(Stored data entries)
..............................
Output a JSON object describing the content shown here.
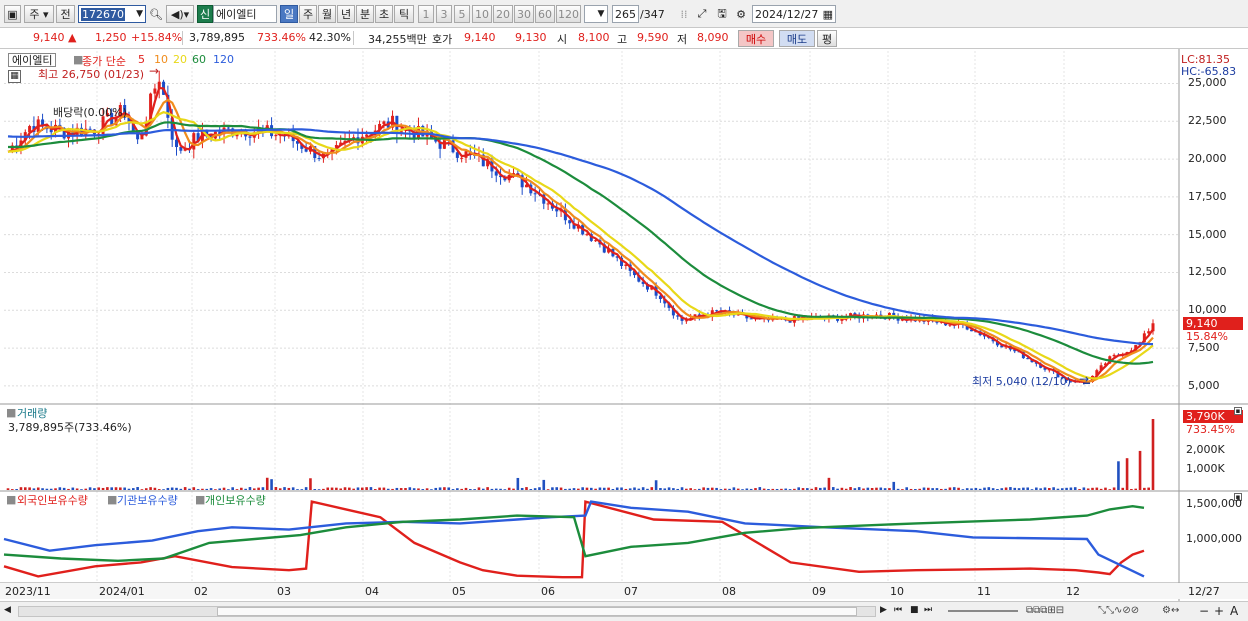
{
  "toolbar": {
    "period_type": "주",
    "prev_label": "전",
    "code": "172670",
    "company_badge": "신",
    "company": "에이엘티",
    "periods": [
      "일",
      "주",
      "월",
      "년",
      "분",
      "초",
      "틱"
    ],
    "minute_intervals": [
      "1",
      "3",
      "5",
      "10",
      "20",
      "30",
      "60",
      "120"
    ],
    "count": "265",
    "total": "/347",
    "date": "2024/12/27"
  },
  "quote": {
    "price": "9,140",
    "change": "1,250",
    "change_pct": "+15.84%",
    "volume": "3,789,895",
    "volume_ratio": "733.46%",
    "turnover": "42.30%",
    "amount": "34,255백만",
    "ask_label": "호가",
    "ask": "9,140",
    "bid": "9,130",
    "open_label": "시",
    "open": "8,100",
    "high_label": "고",
    "high": "9,590",
    "low_label": "저",
    "low": "8,090",
    "buy_label": "매수",
    "sell_label": "매도",
    "eval_label": "평"
  },
  "price_panel": {
    "name_tag": "에이엘티",
    "ma_label": "종가 단순",
    "ma_periods": [
      "5",
      "10",
      "20",
      "60",
      "120"
    ],
    "ma_colors": [
      "#e0201c",
      "#f08c1c",
      "#e8d818",
      "#1c8c3c",
      "#2c5cdc"
    ],
    "high_marker": "최고 26,750 (01/23)",
    "low_marker": "최저 5,040 (12/10)",
    "dividend_label": "배당락(0.00%)",
    "lc_label": "LC:81.35",
    "hc_label": "HC:-65.83",
    "price_tag": "9,140",
    "pct_tag": "15.84%",
    "y_ticks": [
      "25,000",
      "22,500",
      "20,000",
      "17,500",
      "15,000",
      "12,500",
      "10,000",
      "7,500",
      "5,000"
    ]
  },
  "volume_panel": {
    "title": "거래량",
    "value": "3,789,895주(733.46%)",
    "tag": "3,790K",
    "tag_pct": "733.45%",
    "y_ticks": [
      "2,000K",
      "1,000K"
    ]
  },
  "holding_panel": {
    "series": [
      "외국인보유수량",
      "기관보유수량",
      "개인보유수량"
    ],
    "colors": [
      "#e0201c",
      "#2c5cdc",
      "#1c8c3c"
    ],
    "y_ticks": [
      "1,500,000",
      "1,000,000"
    ]
  },
  "x_axis": [
    "2023/11",
    "2024/01",
    "02",
    "03",
    "04",
    "05",
    "06",
    "07",
    "08",
    "09",
    "10",
    "11",
    "12",
    "12/27"
  ]
}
..............................
INSTRUCTIONS FOR THE TASK: Make an exact copy of the whole listing, but don't bring over any pictures.

COMPLETED TASK:
Output a JSON object describing the content shown here.
{
  "toolbar": {
    "period_type": "주",
    "prev_label": "전",
    "code": "172670",
    "company_badge": "신",
    "company": "에이엘티",
    "periods": [
      "일",
      "주",
      "월",
      "년",
      "분",
      "초",
      "틱"
    ],
    "minute_intervals": [
      "1",
      "3",
      "5",
      "10",
      "20",
      "30",
      "60",
      "120"
    ],
    "count": "265",
    "total": "/347",
    "date": "2024/12/27"
  },
  "quote": {
    "price": "9,140",
    "change": "1,250",
    "change_pct": "+15.84%",
    "volume": "3,789,895",
    "volume_ratio": "733.46%",
    "turnover": "42.30%",
    "amount": "34,255백만",
    "ask_label": "호가",
    "ask": "9,140",
    "bid": "9,130",
    "open_label": "시",
    "open": "8,100",
    "high_label": "고",
    "high": "9,590",
    "low_label": "저",
    "low": "8,090",
    "buy_label": "매수",
    "sell_label": "매도",
    "eval_label": "평"
  },
  "price_panel": {
    "name_tag": "에이엘티",
    "ma_label": "종가 단순",
    "ma_periods": [
      "5",
      "10",
      "20",
      "60",
      "120"
    ],
    "ma_colors": [
      "#e0201c",
      "#f08c1c",
      "#e8d818",
      "#1c8c3c",
      "#2c5cdc"
    ],
    "high_marker": "최고 26,750 (01/23)",
    "low_marker": "최저 5,040 (12/10)",
    "dividend_label": "배당락(0.00%)",
    "lc_label": "LC:81.35",
    "hc_label": "HC:-65.83",
    "price_tag": "9,140",
    "pct_tag": "15.84%",
    "y_ticks": [
      "25,000",
      "22,500",
      "20,000",
      "17,500",
      "15,000",
      "12,500",
      "10,000",
      "7,500",
      "5,000"
    ]
  },
  "volume_panel": {
    "title": "거래량",
    "value": "3,789,895주(733.46%)",
    "tag": "3,790K",
    "tag_pct": "733.45%",
    "y_ticks": [
      "2,000K",
      "1,000K"
    ]
  },
  "holding_panel": {
    "series": [
      "외국인보유수량",
      "기관보유수량",
      "개인보유수량"
    ],
    "colors": [
      "#e0201c",
      "#2c5cdc",
      "#1c8c3c"
    ],
    "y_ticks": [
      "1,500,000",
      "1,000,000"
    ]
  },
  "x_axis": [
    "2023/11",
    "2024/01",
    "02",
    "03",
    "04",
    "05",
    "06",
    "07",
    "08",
    "09",
    "10",
    "11",
    "12",
    "12/27"
  ]
}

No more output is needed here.